### WHAT NEEDS TO BE DONE
Repeat every line of the listing below exactly, minus the pictures.

### DATA FOR THIS EXERCISE
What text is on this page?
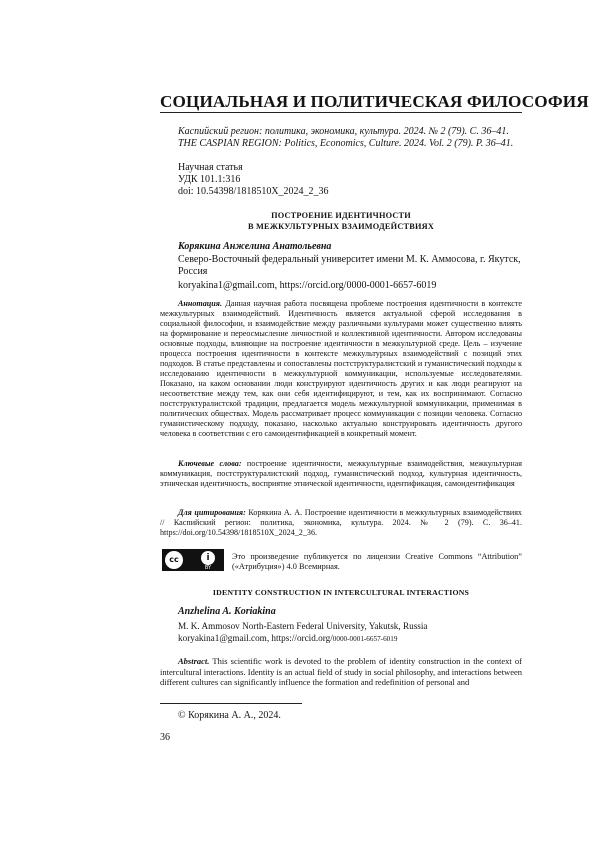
СОЦИАЛЬНАЯ И ПОЛИТИЧЕСКАЯ ФИЛОСОФИЯ
Каспийский регион: политика, экономика, культура. 2024. № 2 (79). С. 36–41.
THE CASPIAN REGION: Politics, Economics, Culture. 2024. Vol. 2 (79). P. 36–41.
Научная статья
УДК 101.1:316
doi: 10.54398/1818510X_2024_2_36
ПОСТРОЕНИЕ ИДЕНТИЧНОСТИ
В МЕЖКУЛЬТУРНЫХ ВЗАИМОДЕЙСТВИЯХ
Корякина Анжелина Анатольевна
Северо-Восточный федеральный университет имени М. К. Аммосова, г. Якутск, Россия
koryakina1@gmail.com, https://orcid.org/0000-0001-6657-6019
Аннотация. Данная научная работа посвящена проблеме построения идентичности в контексте межкультурных взаимодействий. Идентичность является актуальной сферой исследования в социальной философии, и взаимодействие между различными культурами может существенно влиять на формирование и переосмысление личностной и коллективной идентичности. Автором исследованы основные подходы, влияющие на построение идентичности в межкультурной среде. Цель – изучение процесса построения идентичности в контексте межкультурных взаимодействий с позиций этих подходов. В статье представлены и сопоставлены постструктуралистский и гуманистический подходы к исследованию идентичности в межкультурной коммуникации, используемые исследователями. Показано, на каком основании люди конструируют идентичность других и как люди реагируют на несоответствие между тем, как они себя идентифицируют, и тем, как их воспринимают. Согласно постструктуралистской традиции, предлагается модель межкультурной коммуникации, применимая в политических обществах. Модель рассматривает процесс коммуникации с позиции человека. Согласно гуманистическому подходу, показано, насколько актуально конструировать идентичность другого человека в соответствии с его самоидентификацией в конкретный момент.
Ключевые слова: построение идентичности, межкультурные взаимодействия, межкультурная коммуникация, постструктуралистский подход, гуманистический подход, культурная идентичность, этническая идентичность, восприятие этнической идентичности, идентификация, самоидентификация
Для цитирования: Корякина А. А. Построение идентичности в межкультурных взаимодействиях // Каспийский регион: политика, экономика, культура. 2024. № 2 (79). С. 36–41. https://doi.org/10.54398/1818510X_2024_2_36.
cc	i
BY
Это произведение публикуется по лицензии Creative Commons “Attribution” («Атрибуция») 4.0 Всемирная.
IDENTITY CONSTRUCTION IN INTERCULTURAL INTERACTIONS
Anzhelina A. Koriakina
M. K. Ammosov North-Eastern Federal University, Yakutsk, Russia
koryakina1@gmail.com, https://orcid.org/0000-0001-6657-6019
Abstract. This scientific work is devoted to the problem of identity construction in the context of intercultural interactions. Identity is an actual field of study in social philosophy, and interactions between different cultures can significantly influence the formation and redefinition of personal and
© Корякина А. А., 2024.
36
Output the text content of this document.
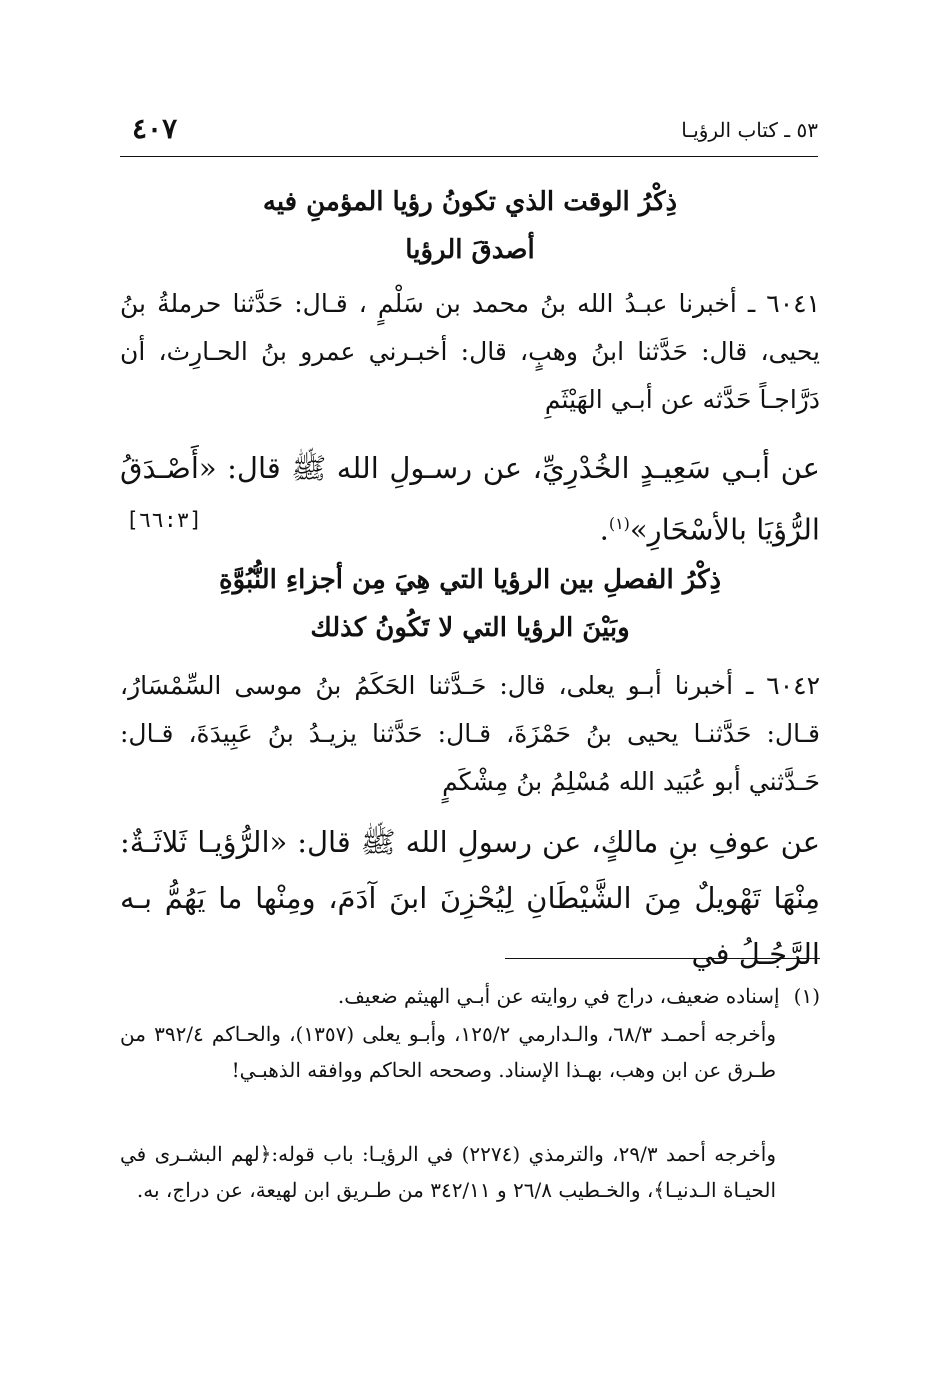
٥٣ ـ كتاب الرؤيـا
٤٠٧
ذِكْرُ الوقت الذي تكونُ رؤيا المؤمنِ فيه
أصدقَ الرؤيا
٦٠٤١ ـ أخبرنا عبـدُ الله بنُ محمد بن سَلْمٍ ، قـال: حَدَّثنا حرملةُ بنُ يحيى، قال: حَدَّثنا ابنُ وهبٍ، قال: أخبـرني عمرو بنُ الحـارِث، أن دَرَّاجـاً حَدَّثه عن أبـي الهَيْثَمِ
عن أبـي سَعِيـدٍ الخُدْرِيِّ، عن رسـولِ الله ﷺ قال: «أَصْـدَقُ الرُّؤيَا بالأسْحَارِ»$^{(١)}$.
[٦٦:٣]
ذِكْرُ الفصلِ بين الرؤيا التي هِيَ مِن أجزاءِ النُّبُوَّةِ
وبَيْنَ الرؤيا التي لا تَكُونُ كذلك
٦٠٤٢ ـ أخبرنا أبـو يعلى، قال: حَـدَّثنا الحَكَمُ بنُ موسى السِّمْسَارُ، قـال: حَدَّثنـا يحيى بنُ حَمْزَةَ، قـال: حَدَّثنا يزيـدُ بنُ عَبِيدَةَ، قـال: حَـدَّثني أبو عُبَيد الله مُسْلِمُ بنُ مِشْكَمٍ
عن عوفِ بنِ مالكٍ، عن رسولِ الله ﷺ قال: «الرُّؤيـا ثَلاثَـةٌ: مِنْهَا تَهْويلٌ مِنَ الشَّيْطَانِ لِيُحْزِنَ ابنَ آدَمَ، ومِنْها ما يَهُمُّ بـه الرَّجُـلُ في
(١)إسناده ضعيف، دراج في روايته عن أبـي الهيثم ضعيف.
وأخرجه أحمـد ٦٨/٣، والـدارمي ١٢٥/٢، وأبـو يعلى (١٣٥٧)، والحـاكم ٣٩٢/٤ من طـرق عن ابن وهب، بهـذا الإسناد. وصححه الحاكم ووافقه الذهبـي!
وأخرجه أحمد ٢٩/٣، والترمذي (٢٢٧٤) في الرؤيـا: باب قوله:﴿لهم البشـرى في الحيـاة الـدنيـا﴾، والخـطيب ٢٦/٨ و ٣٤٢/١١ من طـريق ابن لهيعة، عن دراج، به.
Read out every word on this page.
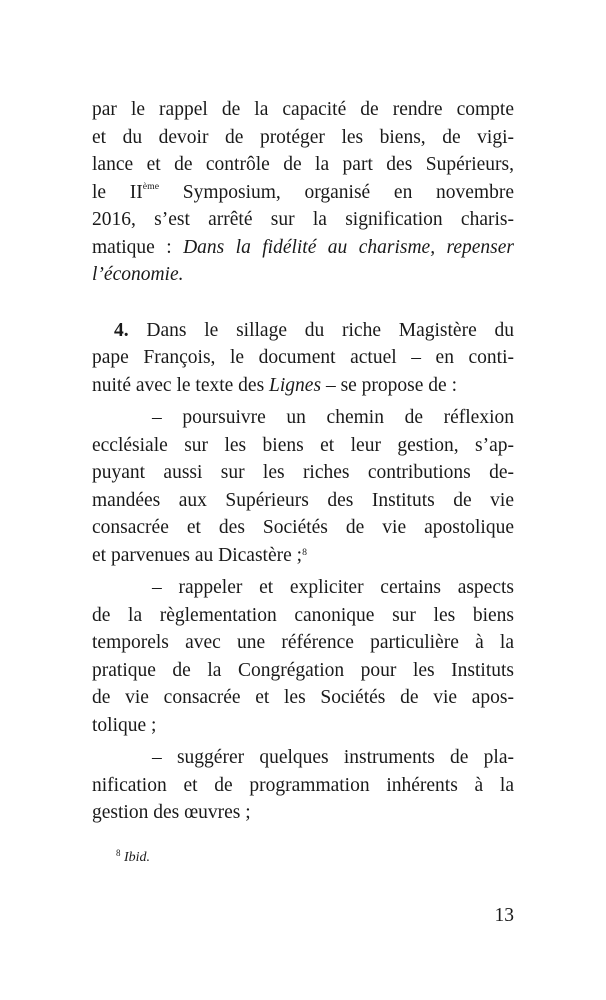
par le rappel de la capacité de rendre compte
et du devoir de protéger les biens, de vigi-
lance et de contrôle de la part des Supérieurs,
le IIème Symposium, organisé en novembre
2016, s’est arrêté sur la signification charis-
matique : Dans la fidélité au charisme, repenser
l’économie.
4. Dans le sillage du riche Magistère du
pape François, le document actuel – en conti-
nuité avec le texte des Lignes – se propose de :
– poursuivre un chemin de réflexion
ecclésiale sur les biens et leur gestion, s’ap-
puyant aussi sur les riches contributions de-
mandées aux Supérieurs des Instituts de vie
consacrée et des Sociétés de vie apostolique
et parvenues au Dicastère ;$^8$
– rappeler et expliciter certains aspects
de la règlementation canonique sur les biens
temporels avec une référence particulière à la
pratique de la Congrégation pour les Instituts
de vie consacrée et les Sociétés de vie apos-
tolique ;
– suggérer quelques instruments de pla-
nification et de programmation inhérents à la
gestion des œuvres ;
$^8$ Ibid.
13
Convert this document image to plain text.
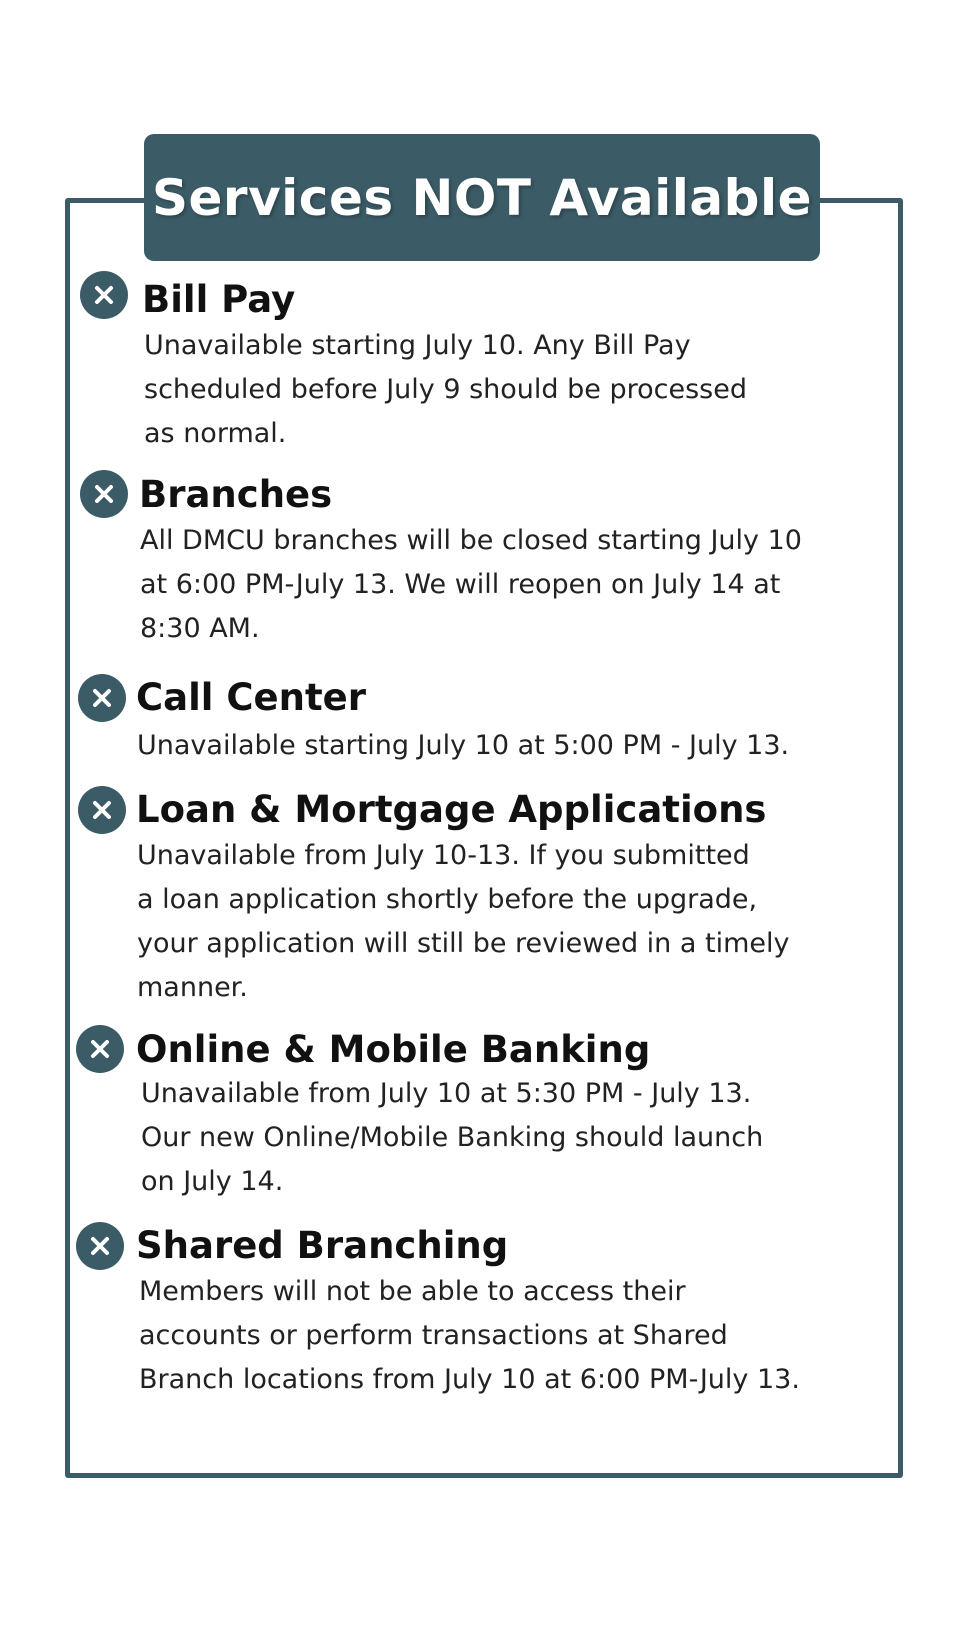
Services NOT Available
Bill Pay
Unavailable starting July 10. Any Bill Pay
scheduled before July 9 should be processed
as normal.
Branches
All DMCU branches will be closed starting July 10
at 6:00 PM-July 13. We will reopen on July 14 at
8:30 AM.
Call Center
Unavailable starting July 10 at 5:00 PM - July 13.
Loan & Mortgage Applications
Unavailable from July 10-13. If you submitted
a loan application shortly before the upgrade,
your application will still be reviewed in a timely
manner.
Online & Mobile Banking
Unavailable from July 10 at 5:30 PM - July 13.
Our new Online/Mobile Banking should launch
on July 14.
Shared Branching
Members will not be able to access their
accounts or perform transactions at Shared
Branch locations from July 10 at 6:00 PM-July 13.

### CORRECT RESULT
What text is on this page?
СОЦИАЛЬНАЯ И ПОЛИТИЧЕСКАЯ ФИЛОСОФИЯ
Каспийский регион: политика, экономика, культура. 2024. № 2 (79). С. 36–41.
THE CASPIAN REGION: Politics, Economics, Culture. 2024. Vol. 2 (79). P. 36–41.
Научная статья
УДК 101.1:316
doi: 10.54398/1818510X_2024_2_36
ПОСТРОЕНИЕ ИДЕНТИЧНОСТИ
В МЕЖКУЛЬТУРНЫХ ВЗАИМОДЕЙСТВИЯХ
Корякина Анжелина Анатольевна
Северо-Восточный федеральный университет имени М. К. Аммосова, г. Якутск, Россия
koryakina1@gmail.com, https://orcid.org/0000-0001-6657-6019
Аннотация. Данная научная работа посвящена проблеме построения идентичности в контексте межкультурных взаимодействий. Идентичность является актуальной сферой исследования в социальной философии, и взаимодействие между различными культурами может существенно влиять на формирование и переосмысление личностной и коллективной идентичности. Автором исследованы основные подходы, влияющие на построение идентичности в межкультурной среде. Цель – изучение процесса построения идентичности в контексте межкультурных взаимодействий с позиций этих подходов. В статье представлены и сопоставлены постструктуралистский и гуманистический подходы к исследованию идентичности в межкультурной коммуникации, используемые исследователями. Показано, на каком основании люди конструируют идентичность других и как люди реагируют на несоответствие между тем, как они себя идентифицируют, и тем, как их воспринимают. Согласно постструктуралистской традиции, предлагается модель межкультурной коммуникации, применимая в политических обществах. Модель рассматривает процесс коммуникации с позиции человека. Согласно гуманистическому подходу, показано, насколько актуально конструировать идентичность другого человека в соответствии с его самоидентификацией в конкретный момент.
Ключевые слова: построение идентичности, межкультурные взаимодействия, межкультурная коммуникация, постструктуралистский подход, гуманистический подход, культурная идентичность, этническая идентичность, восприятие этнической идентичности, идентификация, самоидентификация
Для цитирования: Корякина А. А. Построение идентичности в межкультурных взаимодействиях // Каспийский регион: политика, экономика, культура. 2024. № 2 (79). С. 36–41. https://doi.org/10.54398/1818510X_2024_2_36.
cc	i
BY
Это произведение публикуется по лицензии Creative Commons “Attribution” («Атрибуция») 4.0 Всемирная.
IDENTITY CONSTRUCTION IN INTERCULTURAL INTERACTIONS
Anzhelina A. Koriakina
M. K. Ammosov North-Eastern Federal University, Yakutsk, Russia
koryakina1@gmail.com, https://orcid.org/0000-0001-6657-6019
Abstract. This scientific work is devoted to the problem of identity construction in the context of intercultural interactions. Identity is an actual field of study in social philosophy, and interactions between different cultures can significantly influence the formation and redefinition of personal and
© Корякина А. А., 2024.
36
Output the text content of this document.
٥٣ ـ كتاب الرؤيـا
٤٠٧
ذِكْرُ الوقت الذي تكونُ رؤيا المؤمنِ فيه
أصدقَ الرؤيا
٦٠٤١ ـ أخبرنا عبـدُ الله بنُ محمد بن سَلْمٍ ، قـال: حَدَّثنا حرملةُ بنُ يحيى، قال: حَدَّثنا ابنُ وهبٍ، قال: أخبـرني عمرو بنُ الحـارِث، أن دَرَّاجـاً حَدَّثه عن أبـي الهَيْثَمِ
عن أبـي سَعِيـدٍ الخُدْرِيِّ، عن رسـولِ الله ﷺ قال: «أَصْـدَقُ الرُّؤيَا بالأسْحَارِ»$^{(١)}$.
[٦٦:٣]
ذِكْرُ الفصلِ بين الرؤيا التي هِيَ مِن أجزاءِ النُّبُوَّةِ
وبَيْنَ الرؤيا التي لا تَكُونُ كذلك
٦٠٤٢ ـ أخبرنا أبـو يعلى، قال: حَـدَّثنا الحَكَمُ بنُ موسى السِّمْسَارُ، قـال: حَدَّثنـا يحيى بنُ حَمْزَةَ، قـال: حَدَّثنا يزيـدُ بنُ عَبِيدَةَ، قـال: حَـدَّثني أبو عُبَيد الله مُسْلِمُ بنُ مِشْكَمٍ
عن عوفِ بنِ مالكٍ، عن رسولِ الله ﷺ قال: «الرُّؤيـا ثَلاثَـةٌ: مِنْهَا تَهْويلٌ مِنَ الشَّيْطَانِ لِيُحْزِنَ ابنَ آدَمَ، ومِنْها ما يَهُمُّ بـه الرَّجُـلُ في
(١)إسناده ضعيف، دراج في روايته عن أبـي الهيثم ضعيف.
وأخرجه أحمـد ٦٨/٣، والـدارمي ١٢٥/٢، وأبـو يعلى (١٣٥٧)، والحـاكم ٣٩٢/٤ من طـرق عن ابن وهب، بهـذا الإسناد. وصححه الحاكم ووافقه الذهبـي!
وأخرجه أحمد ٢٩/٣، والترمذي (٢٢٧٤) في الرؤيـا: باب قوله:﴿لهم البشـرى في الحيـاة الـدنيـا﴾، والخـطيب ٢٦/٨ و ٣٤٢/١١ من طـريق ابن لهيعة، عن دراج، به.
Read out every word on this page.
par le rappel de la capacité de rendre compte
et du devoir de protéger les biens, de vigi-
lance et de contrôle de la part des Supérieurs,
le IIème Symposium, organisé en novembre
2016, s’est arrêté sur la signification charis-
matique : Dans la fidélité au charisme, repenser
l’économie.
4. Dans le sillage du riche Magistère du
pape François, le document actuel – en conti-
nuité avec le texte des Lignes – se propose de :
– poursuivre un chemin de réflexion
ecclésiale sur les biens et leur gestion, s’ap-
puyant aussi sur les riches contributions de-
mandées aux Supérieurs des Instituts de vie
consacrée et des Sociétés de vie apostolique
et parvenues au Dicastère ;$^8$
– rappeler et expliciter certains aspects
de la règlementation canonique sur les biens
temporels avec une référence particulière à la
pratique de la Congrégation pour les Instituts
de vie consacrée et les Sociétés de vie apos-
tolique ;
– suggérer quelques instruments de pla-
nification et de programmation inhérents à la
gestion des œuvres ;
$^8$ Ibid.
13
Convert this document image to plain text.
Services NOT Available
Bill Pay
Unavailable starting July 10. Any Bill Pay
scheduled before July 9 should be processed
as normal.
Branches
All DMCU branches will be closed starting July 10
at 6:00 PM-July 13. We will reopen on July 14 at
8:30 AM.
Call Center
Unavailable starting July 10 at 5:00 PM - July 13.
Loan & Mortgage Applications
Unavailable from July 10-13. If you submitted
a loan application shortly before the upgrade,
your application will still be reviewed in a timely
manner.
Online & Mobile Banking
Unavailable from July 10 at 5:30 PM - July 13.
Our new Online/Mobile Banking should launch
on July 14.
Shared Branching
Members will not be able to access their
accounts or perform transactions at Shared
Branch locations from July 10 at 6:00 PM-July 13.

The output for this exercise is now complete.